Challenge -
Determine which lines contain the word "Cloppenburg", then copy those lines.

==== Entries supplied

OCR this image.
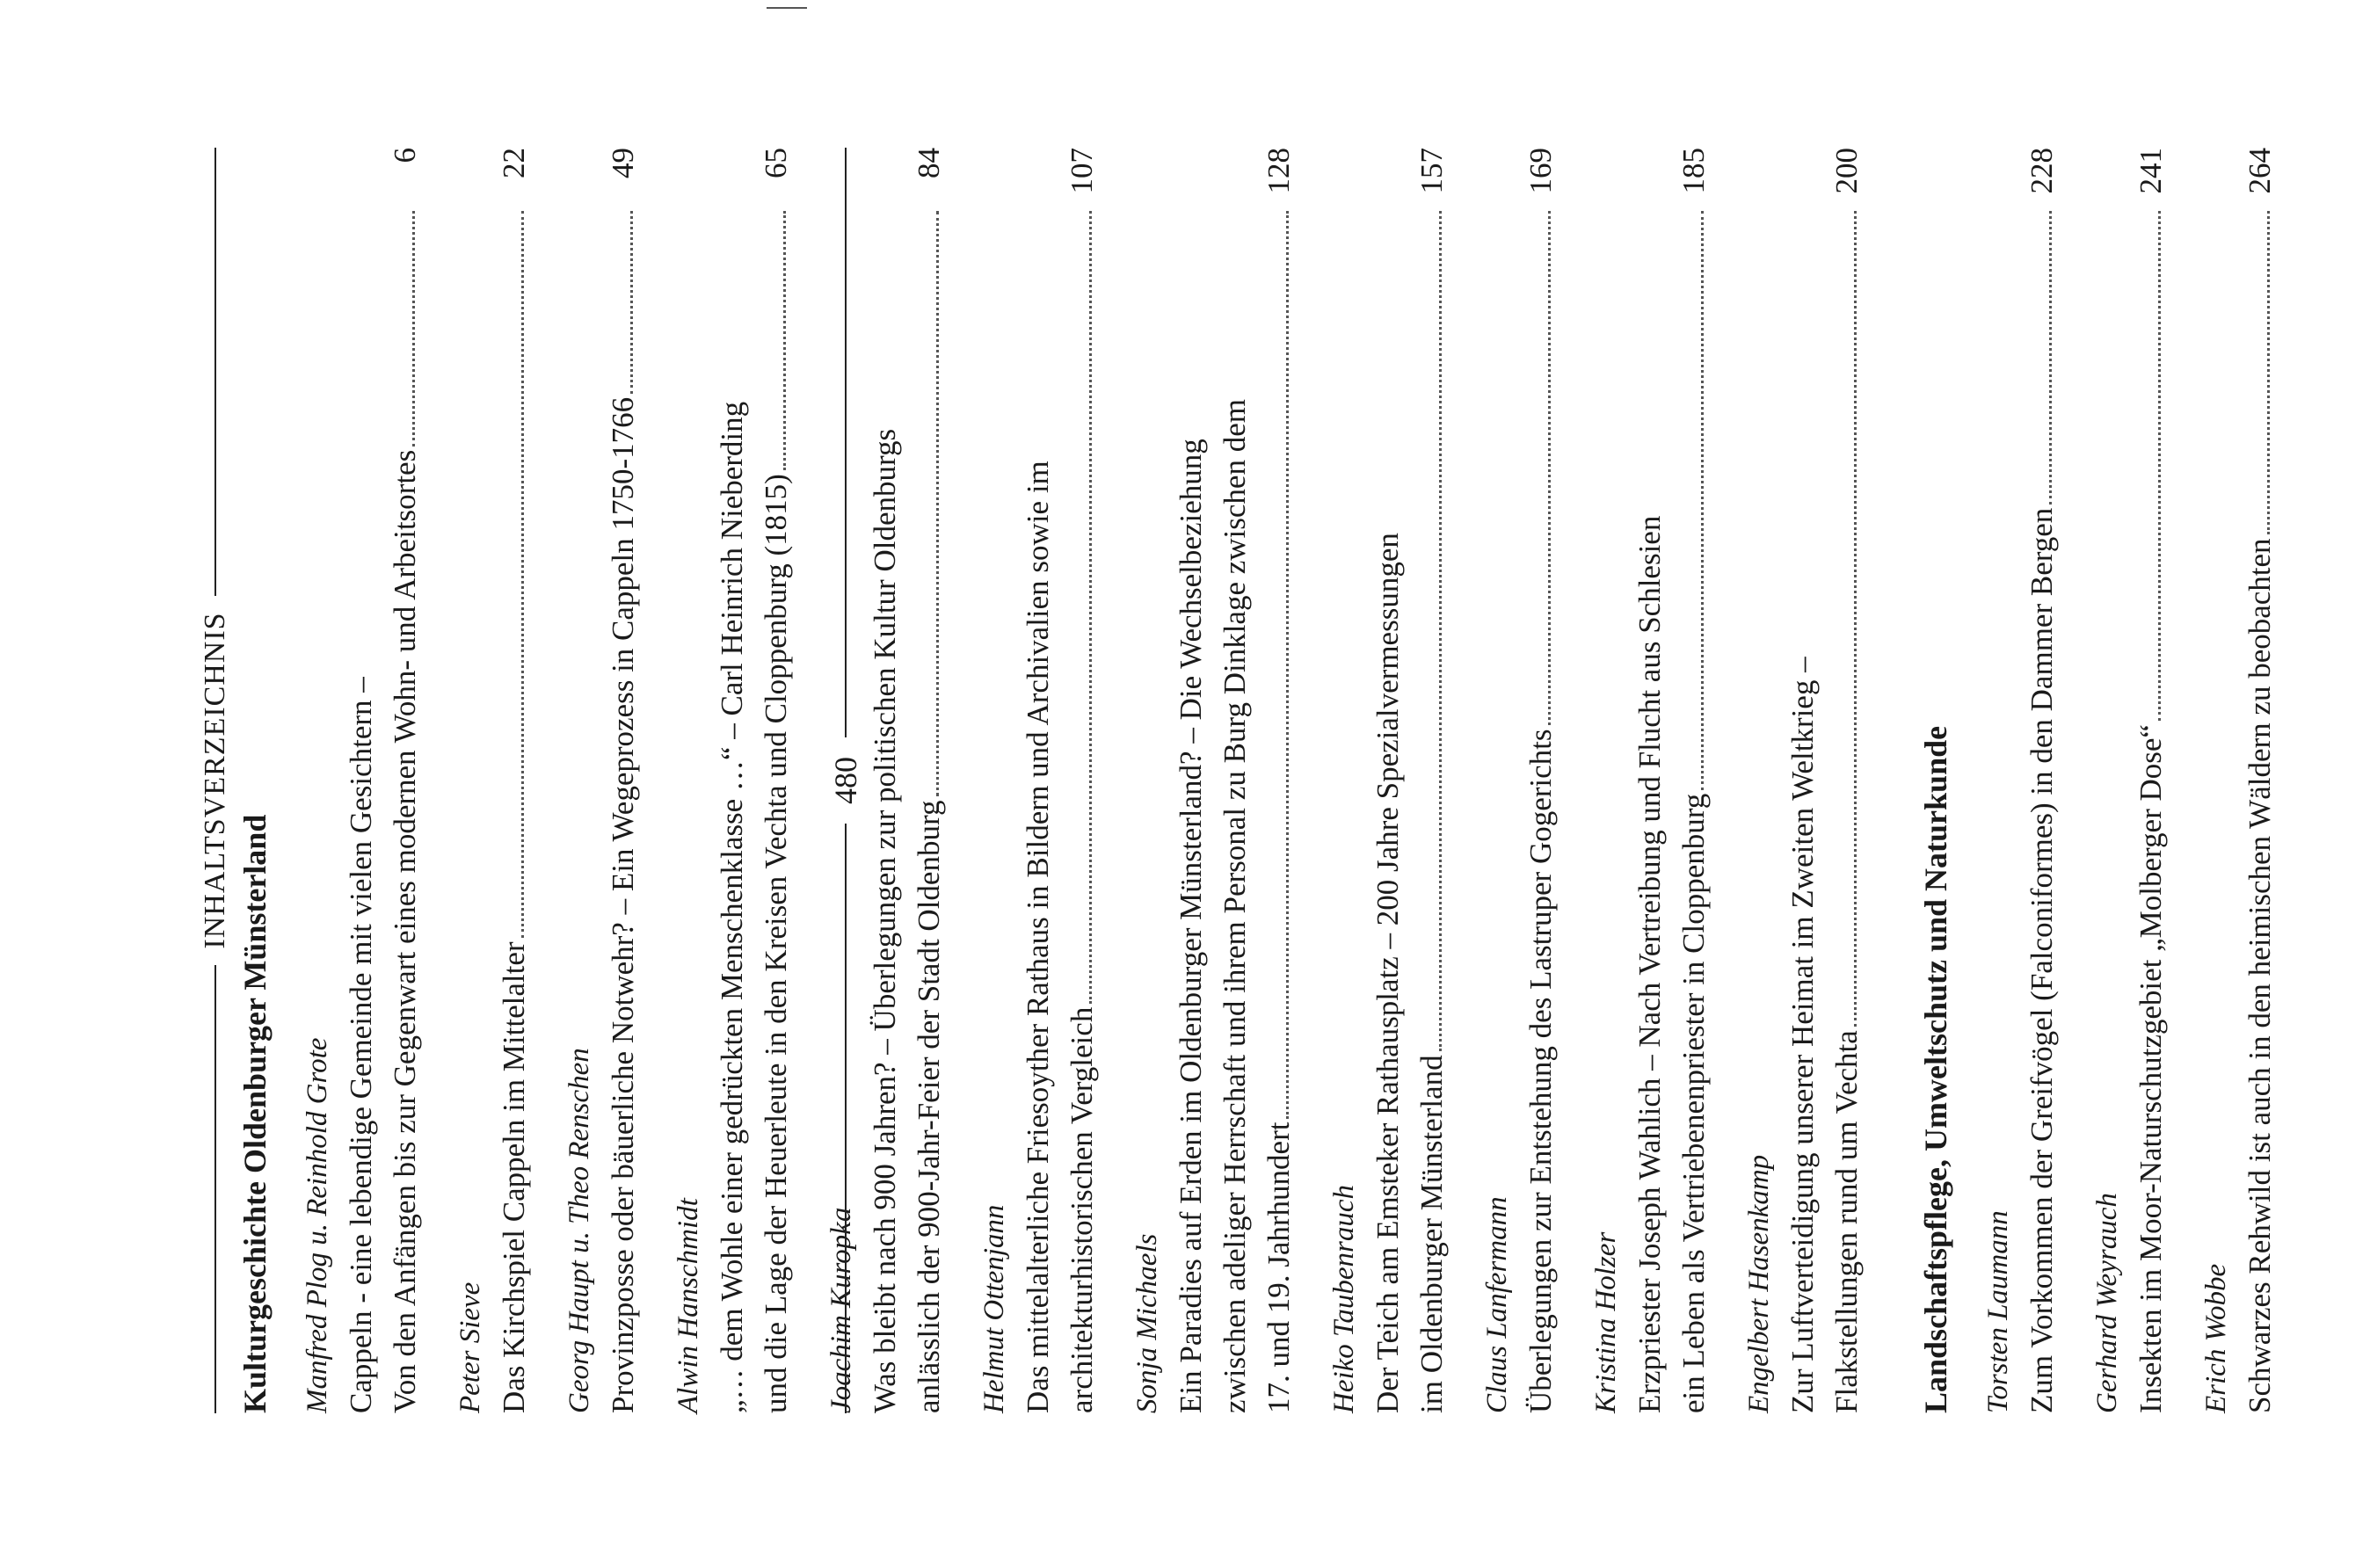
INHALTSVERZEICHNIS
Kulturgeschichte Oldenburger Münsterland Manfred Plog u. Reinhold Grote Cappeln - eine lebendige Gemeinde mit vielen Gesichtern – Von den Anfängen bis zur Gegenwart eines modernen Wohn- und Arbeitsortes
6
Peter Sieve Das Kirchspiel Cappeln im Mittelalter
22
Georg Haupt u. Theo Renschen Provinzposse oder bäuerliche Notwehr? – Ein Wegeprozess in Cappeln 1750-1766
49
Alwin Hanschmidt „… dem Wohle einer gedrückten Menschenklasse …“ – Carl Heinrich Nieberding und die Lage der Heuerleute in den Kreisen Vechta und Cloppenburg (1815)
65
Joachim Kuropka Was bleibt nach 900 Jahren? – Überlegungen zur politischen Kultur Oldenburgs anlässlich der 900-Jahr-Feier der Stadt Oldenburg
84
Helmut Ottenjann Das mittelalterliche Friesoyther Rathaus in Bildern und Archivalien sowie im architekturhistorischen Vergleich
107
Sonja Michaels Ein Paradies auf Erden im Oldenburger Münsterland? – Die Wechselbeziehung zwischen adeliger Herrschaft und ihrem Personal zu Burg Dinklage zwischen dem 17. und 19. Jahrhundert
128
Heiko Taubenrauch Der Teich am Emsteker Rathausplatz – 200 Jahre Spezialvermessungen im Oldenburger Münsterland
157
Claus Lanfermann Überlegungen zur Entstehung des Lastruper Gogerichts
169
Kristina Holzer Erzpriester Joseph Wahlich – Nach Vertreibung und Flucht aus Schlesien ein Leben als Vertriebenenpriester in Cloppenburg
185
Engelbert Hasenkamp Zur Luftverteidigung unserer Heimat im Zweiten Weltkrieg – Flakstellungen rund um Vechta
200
Landschaftspflege, Umweltschutz und Naturkunde Torsten Laumann Zum Vorkommen der Greifvögel (Falconiformes) in den Dammer Bergen
228
Gerhard Weyrauch Insekten im Moor-Naturschutzgebiet „Molberger Dose“
241
Erich Wobbe Schwarzes Rehwild ist auch in den heimischen Wäldern zu beobachten
264
480
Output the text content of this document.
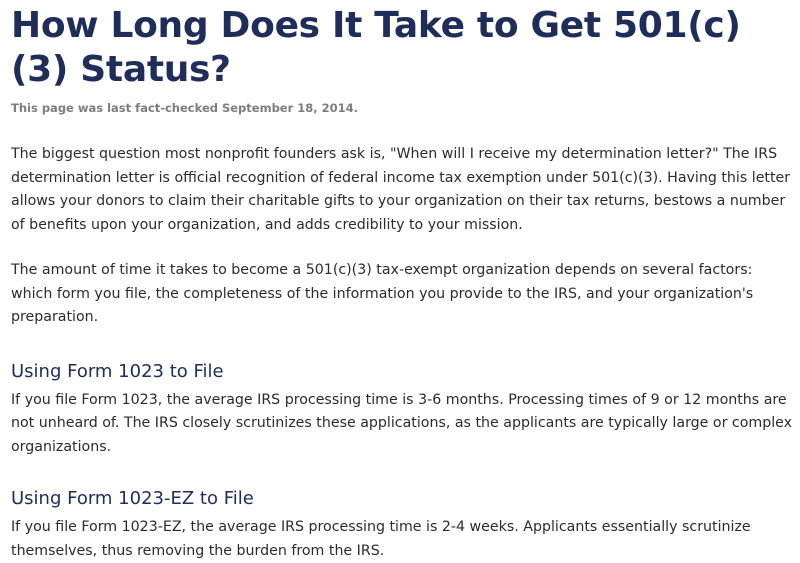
How Long Does It Take to Get 501(c)(3) Status?

This page was last fact-checked September 18, 2014.

The biggest question most nonprofit founders ask is, "When will I receive my determination letter?" The IRS determination letter is official recognition of federal income tax exemption under 501(c)(3). Having this letter allows your donors to claim their charitable gifts to your organization on their tax returns, bestows a number of benefits upon your organization, and adds credibility to your mission.

The amount of time it takes to become a 501(c)(3) tax-exempt organization depends on several factors: which form you file, the completeness of the information you provide to the IRS, and your organization's preparation.

Using Form 1023 to File

If you file Form 1023, the average IRS processing time is 3-6 months. Processing times of 9 or 12 months are not unheard of. The IRS closely scrutinizes these applications, as the applicants are typically large or complex organizations.

Using Form 1023-EZ to File

If you file Form 1023-EZ, the average IRS processing time is 2-4 weeks. Applicants essentially scrutinize themselves, thus removing the burden from the IRS.
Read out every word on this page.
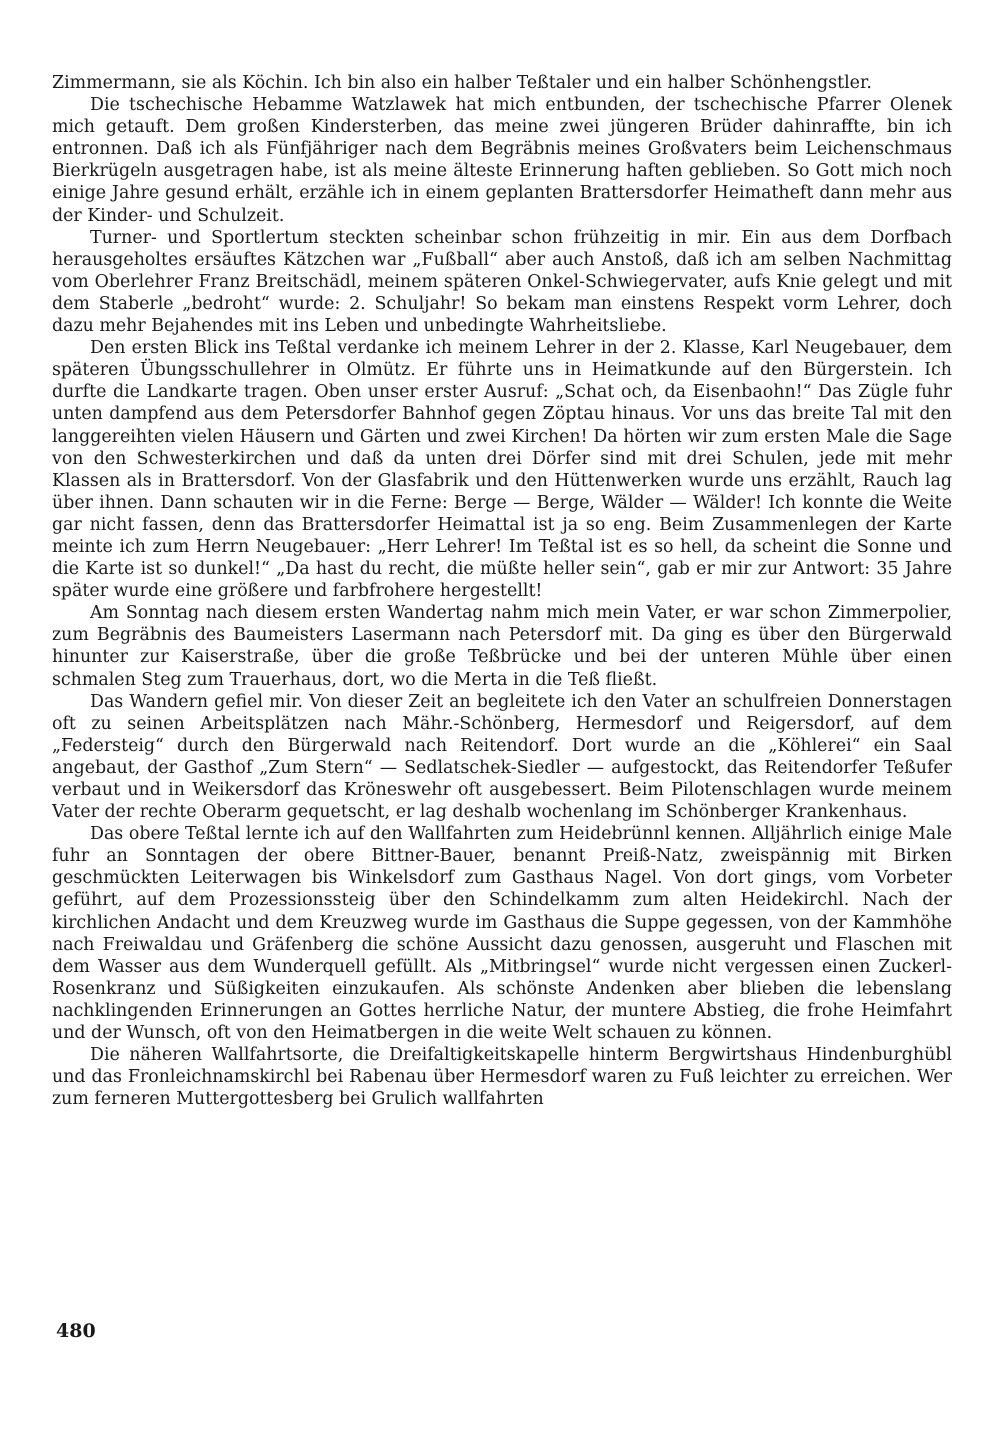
Zimmermann, sie als Köchin. Ich bin also ein halber Teßtaler und ein halber Schönhengstler.

Die tschechische Hebamme Watzlawek hat mich entbunden, der tschechische Pfarrer Olenek mich getauft. Dem großen Kindersterben, das meine zwei jüngeren Brüder dahinraffte, bin ich entronnen. Daß ich als Fünfjähriger nach dem Begräbnis meines Großvaters beim Leichenschmaus Bierkrügeln ausgetragen habe, ist als meine älteste Erinnerung haften geblieben. So Gott mich noch einige Jahre gesund erhält, erzähle ich in einem geplanten Brattersdorfer Heimatheft dann mehr aus der Kinder- und Schulzeit.

Turner- und Sportlertum steckten scheinbar schon frühzeitig in mir. Ein aus dem Dorfbach herausgeholtes ersäuftes Kätzchen war „Fußball“ aber auch Anstoß, daß ich am selben Nachmittag vom Oberlehrer Franz Breitschädl, meinem späteren Onkel-Schwiegervater, aufs Knie gelegt und mit dem Staberle „bedroht“ wurde: 2. Schuljahr! So bekam man einstens Respekt vorm Lehrer, doch dazu mehr Bejahendes mit ins Leben und unbedingte Wahrheitsliebe.

Den ersten Blick ins Teßtal verdanke ich meinem Lehrer in der 2. Klasse, Karl Neugebauer, dem späteren Übungsschullehrer in Olmütz. Er führte uns in Heimatkunde auf den Bürgerstein. Ich durfte die Landkarte tragen. Oben unser erster Ausruf: „Schat och, da Eisenbaohn!“ Das Zügle fuhr unten dampfend aus dem Petersdorfer Bahnhof gegen Zöptau hinaus. Vor uns das breite Tal mit den langgereihten vielen Häusern und Gärten und zwei Kirchen! Da hörten wir zum ersten Male die Sage von den Schwesterkirchen und daß da unten drei Dörfer sind mit drei Schulen, jede mit mehr Klassen als in Brattersdorf. Von der Glasfabrik und den Hüttenwerken wurde uns erzählt, Rauch lag über ihnen. Dann schauten wir in die Ferne: Berge — Berge, Wälder — Wälder! Ich konnte die Weite gar nicht fassen, denn das Brattersdorfer Heimattal ist ja so eng. Beim Zusammenlegen der Karte meinte ich zum Herrn Neugebauer: „Herr Lehrer! Im Teßtal ist es so hell, da scheint die Sonne und die Karte ist so dunkel!“ „Da hast du recht, die müßte heller sein“, gab er mir zur Antwort: 35 Jahre später wurde eine größere und farbfrohere hergestellt!

Am Sonntag nach diesem ersten Wandertag nahm mich mein Vater, er war schon Zimmerpolier, zum Begräbnis des Baumeisters Lasermann nach Petersdorf mit. Da ging es über den Bürgerwald hinunter zur Kaiserstraße, über die große Teßbrücke und bei der unteren Mühle über einen schmalen Steg zum Trauerhaus, dort, wo die Merta in die Teß fließt.

Das Wandern gefiel mir. Von dieser Zeit an begleitete ich den Vater an schulfreien Donnerstagen oft zu seinen Arbeitsplätzen nach Mähr.-Schönberg, Hermesdorf und Reigersdorf, auf dem „Federsteig“ durch den Bürgerwald nach Reitendorf. Dort wurde an die „Köhlerei“ ein Saal angebaut, der Gasthof „Zum Stern“ — Sedlatschek-Siedler — aufgestockt, das Reitendorfer Teßufer verbaut und in Weikersdorf das Kröneswehr oft ausgebessert. Beim Pilotenschlagen wurde meinem Vater der rechte Oberarm gequetscht, er lag deshalb wochenlang im Schönberger Krankenhaus.

Das obere Teßtal lernte ich auf den Wallfahrten zum Heidebrünnl kennen. Alljährlich einige Male fuhr an Sonntagen der obere Bittner-Bauer, benannt Preiß-Natz, zweispännig mit Birken geschmückten Leiterwagen bis Winkelsdorf zum Gasthaus Nagel. Von dort gings, vom Vorbeter geführt, auf dem Prozessionssteig über den Schindelkamm zum alten Heidekirchl. Nach der kirchlichen Andacht und dem Kreuzweg wurde im Gasthaus die Suppe gegessen, von der Kammhöhe nach Freiwaldau und Gräfenberg die schöne Aussicht dazu genossen, ausgeruht und Flaschen mit dem Wasser aus dem Wunderquell gefüllt. Als „Mitbringsel“ wurde nicht vergessen einen Zuckerl-Rosenkranz und Süßigkeiten einzukaufen. Als schönste Andenken aber blieben die lebenslang nachklingenden Erinnerungen an Gottes herrliche Natur, der muntere Abstieg, die frohe Heimfahrt und der Wunsch, oft von den Heimatbergen in die weite Welt schauen zu können.

Die näheren Wallfahrtsorte, die Dreifaltigkeitskapelle hinterm Bergwirtshaus Hindenburghübl und das Fronleichnamskirchl bei Rabenau über Hermesdorf waren zu Fuß leichter zu erreichen. Wer zum ferneren Muttergottesberg bei Grulich wallfahrten

480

========

Final result -
Alwin Hanschmidt „… dem Wohle einer gedrückten Menschenklasse …“ – Carl Heinrich Nieberding und die Lage der Heuerleute in den Kreisen Vechta und Cloppenburg (1815)
Kristina Holzer Erzpriester Joseph Wahlich – Nach Vertreibung und Flucht aus Schlesien ein Leben als Vertriebenenpriester in Cloppenburg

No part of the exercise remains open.